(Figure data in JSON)
..........
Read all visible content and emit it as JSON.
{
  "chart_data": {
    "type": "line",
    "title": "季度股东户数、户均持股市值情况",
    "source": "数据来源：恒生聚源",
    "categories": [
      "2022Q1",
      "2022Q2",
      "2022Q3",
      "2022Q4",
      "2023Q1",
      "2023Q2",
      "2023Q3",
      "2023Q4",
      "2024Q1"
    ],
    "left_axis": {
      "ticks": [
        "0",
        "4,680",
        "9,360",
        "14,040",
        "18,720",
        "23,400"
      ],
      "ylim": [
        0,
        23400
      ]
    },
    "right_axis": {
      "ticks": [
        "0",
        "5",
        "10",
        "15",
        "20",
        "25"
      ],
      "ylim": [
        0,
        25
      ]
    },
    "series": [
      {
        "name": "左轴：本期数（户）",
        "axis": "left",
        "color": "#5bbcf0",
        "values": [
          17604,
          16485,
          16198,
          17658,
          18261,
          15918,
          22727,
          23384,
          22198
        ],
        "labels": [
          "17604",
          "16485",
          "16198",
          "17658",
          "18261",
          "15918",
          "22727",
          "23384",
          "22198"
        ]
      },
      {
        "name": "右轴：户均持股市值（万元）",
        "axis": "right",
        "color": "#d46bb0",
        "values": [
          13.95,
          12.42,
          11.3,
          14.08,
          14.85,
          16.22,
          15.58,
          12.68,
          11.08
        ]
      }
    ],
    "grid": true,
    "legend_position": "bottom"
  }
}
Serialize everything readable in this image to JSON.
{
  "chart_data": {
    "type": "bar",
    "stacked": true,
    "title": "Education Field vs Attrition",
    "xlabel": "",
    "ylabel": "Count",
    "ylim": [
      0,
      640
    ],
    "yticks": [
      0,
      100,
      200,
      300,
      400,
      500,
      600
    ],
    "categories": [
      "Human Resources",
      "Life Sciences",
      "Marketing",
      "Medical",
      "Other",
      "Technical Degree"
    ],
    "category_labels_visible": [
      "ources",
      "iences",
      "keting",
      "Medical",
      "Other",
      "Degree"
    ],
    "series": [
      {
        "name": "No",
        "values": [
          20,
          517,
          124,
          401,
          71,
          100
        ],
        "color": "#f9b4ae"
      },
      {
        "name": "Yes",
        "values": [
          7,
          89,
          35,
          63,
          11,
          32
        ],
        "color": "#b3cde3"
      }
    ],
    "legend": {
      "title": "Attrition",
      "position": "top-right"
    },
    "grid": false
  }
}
..........
Written task: Print out every entry, keeping each one exact.

Written solution:
Read all visible content and emit it as JSON.
{
  "chart_data": {
    "type": "line",
    "title": "季度股东户数、户均持股市值情况",
    "source": "数据来源：恒生聚源",
    "categories": [
      "2022Q1",
      "2022Q2",
      "2022Q3",
      "2022Q4",
      "2023Q1",
      "2023Q2",
      "2023Q3",
      "2023Q4",
      "2024Q1"
    ],
    "left_axis": {
      "ticks": [
        "0",
        "4,680",
        "9,360",
        "14,040",
        "18,720",
        "23,400"
      ],
      "ylim": [
        0,
        23400
      ]
    },
    "right_axis": {
      "ticks": [
        "0",
        "5",
        "10",
        "15",
        "20",
        "25"
      ],
      "ylim": [
        0,
        25
      ]
    },
    "series": [
      {
        "name": "左轴：本期数（户）",
        "axis": "left",
        "color": "#5bbcf0",
        "values": [
          17604,
          16485,
          16198,
          17658,
          18261,
          15918,
          22727,
          23384,
          22198
        ],
        "labels": [
          "17604",
          "16485",
          "16198",
          "17658",
          "18261",
          "15918",
          "22727",
          "23384",
          "22198"
        ]
      },
      {
        "name": "右轴：户均持股市值（万元）",
        "axis": "right",
        "color": "#d46bb0",
        "values": [
          13.95,
          12.42,
          11.3,
          14.08,
          14.85,
          16.22,
          15.58,
          12.68,
          11.08
        ]
      }
    ],
    "grid": true,
    "legend_position": "bottom"
  }
}
Serialize everything readable in this image to JSON.
{
  "chart_data": {
    "type": "bar",
    "stacked": true,
    "title": "Education Field vs Attrition",
    "xlabel": "",
    "ylabel": "Count",
    "ylim": [
      0,
      640
    ],
    "yticks": [
      0,
      100,
      200,
      300,
      400,
      500,
      600
    ],
    "categories": [
      "Human Resources",
      "Life Sciences",
      "Marketing",
      "Medical",
      "Other",
      "Technical Degree"
    ],
    "category_labels_visible": [
      "ources",
      "iences",
      "keting",
      "Medical",
      "Other",
      "Degree"
    ],
    "series": [
      {
        "name": "No",
        "values": [
          20,
          517,
          124,
          401,
          71,
          100
        ],
        "color": "#f9b4ae"
      },
      {
        "name": "Yes",
        "values": [
          7,
          89,
          35,
          63,
          11,
          32
        ],
        "color": "#b3cde3"
      }
    ],
    "legend": {
      "title": "Attrition",
      "position": "top-right"
    },
    "grid": false
  }
}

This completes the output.